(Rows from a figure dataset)
:::

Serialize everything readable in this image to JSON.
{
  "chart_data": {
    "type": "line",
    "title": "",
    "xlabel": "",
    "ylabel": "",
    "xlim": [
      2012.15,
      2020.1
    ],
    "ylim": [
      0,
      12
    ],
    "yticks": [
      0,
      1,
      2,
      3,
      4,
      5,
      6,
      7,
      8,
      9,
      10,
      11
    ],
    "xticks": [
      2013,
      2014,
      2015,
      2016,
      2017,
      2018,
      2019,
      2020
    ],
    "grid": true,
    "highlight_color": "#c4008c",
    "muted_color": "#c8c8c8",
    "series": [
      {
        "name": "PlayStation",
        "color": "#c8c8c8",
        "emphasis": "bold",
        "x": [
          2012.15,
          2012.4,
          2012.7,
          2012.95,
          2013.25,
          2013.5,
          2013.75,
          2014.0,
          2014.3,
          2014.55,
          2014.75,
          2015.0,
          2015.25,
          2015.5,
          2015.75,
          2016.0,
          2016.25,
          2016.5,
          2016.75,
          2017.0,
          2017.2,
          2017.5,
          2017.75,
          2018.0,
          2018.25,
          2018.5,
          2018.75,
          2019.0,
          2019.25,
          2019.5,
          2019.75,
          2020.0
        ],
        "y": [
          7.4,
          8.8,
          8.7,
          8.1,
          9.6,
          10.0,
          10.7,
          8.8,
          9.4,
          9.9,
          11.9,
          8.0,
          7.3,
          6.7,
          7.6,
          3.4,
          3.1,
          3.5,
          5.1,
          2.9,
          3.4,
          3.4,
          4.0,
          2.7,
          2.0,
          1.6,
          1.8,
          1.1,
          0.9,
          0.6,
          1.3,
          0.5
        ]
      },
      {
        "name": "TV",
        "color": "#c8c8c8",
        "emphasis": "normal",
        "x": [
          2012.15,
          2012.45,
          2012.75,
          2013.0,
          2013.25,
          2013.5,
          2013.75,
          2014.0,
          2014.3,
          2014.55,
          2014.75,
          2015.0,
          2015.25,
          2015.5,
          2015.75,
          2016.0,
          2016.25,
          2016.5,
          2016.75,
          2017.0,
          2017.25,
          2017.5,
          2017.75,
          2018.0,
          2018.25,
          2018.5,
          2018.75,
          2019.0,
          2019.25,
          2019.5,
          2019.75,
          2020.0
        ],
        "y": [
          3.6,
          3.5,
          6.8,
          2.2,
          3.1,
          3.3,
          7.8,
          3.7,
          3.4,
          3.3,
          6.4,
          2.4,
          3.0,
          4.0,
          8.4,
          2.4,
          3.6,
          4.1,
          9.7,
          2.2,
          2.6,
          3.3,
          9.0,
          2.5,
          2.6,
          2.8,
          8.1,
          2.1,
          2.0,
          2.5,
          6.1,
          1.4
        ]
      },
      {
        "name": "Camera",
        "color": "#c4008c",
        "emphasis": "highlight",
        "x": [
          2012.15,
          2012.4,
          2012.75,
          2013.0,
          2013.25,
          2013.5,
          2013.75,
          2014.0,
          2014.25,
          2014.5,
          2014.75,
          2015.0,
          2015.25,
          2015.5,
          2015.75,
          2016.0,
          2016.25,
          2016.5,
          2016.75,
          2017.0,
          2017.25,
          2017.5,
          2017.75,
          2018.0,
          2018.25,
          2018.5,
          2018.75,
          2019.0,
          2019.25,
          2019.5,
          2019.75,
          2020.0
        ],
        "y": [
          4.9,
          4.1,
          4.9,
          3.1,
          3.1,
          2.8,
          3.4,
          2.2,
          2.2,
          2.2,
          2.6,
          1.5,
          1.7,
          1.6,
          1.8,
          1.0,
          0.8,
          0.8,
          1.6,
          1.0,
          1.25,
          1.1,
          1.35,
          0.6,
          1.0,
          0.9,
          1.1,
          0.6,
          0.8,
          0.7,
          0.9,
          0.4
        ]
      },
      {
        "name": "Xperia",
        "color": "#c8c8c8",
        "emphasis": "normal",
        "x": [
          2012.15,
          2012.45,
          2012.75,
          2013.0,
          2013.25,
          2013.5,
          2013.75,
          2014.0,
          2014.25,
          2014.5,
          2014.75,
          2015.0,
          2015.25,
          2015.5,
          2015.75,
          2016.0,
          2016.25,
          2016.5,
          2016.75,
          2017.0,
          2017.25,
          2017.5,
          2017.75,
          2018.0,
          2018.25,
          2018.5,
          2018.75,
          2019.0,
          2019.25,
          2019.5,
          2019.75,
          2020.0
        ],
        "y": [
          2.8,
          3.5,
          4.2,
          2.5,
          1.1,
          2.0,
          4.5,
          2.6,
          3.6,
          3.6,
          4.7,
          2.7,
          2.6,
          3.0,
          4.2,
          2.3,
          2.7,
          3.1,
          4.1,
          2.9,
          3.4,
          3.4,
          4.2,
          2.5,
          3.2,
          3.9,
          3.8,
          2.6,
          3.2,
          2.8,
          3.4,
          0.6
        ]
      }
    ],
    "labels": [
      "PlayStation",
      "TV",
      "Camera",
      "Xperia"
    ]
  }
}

:::

● **Your instructions**:
Which lines hold the word "emphasis"? Copy every one of them.

● **Task result**:
        "emphasis": "bold",
        "emphasis": "normal",
        "emphasis": "highlight",
        "emphasis": "normal",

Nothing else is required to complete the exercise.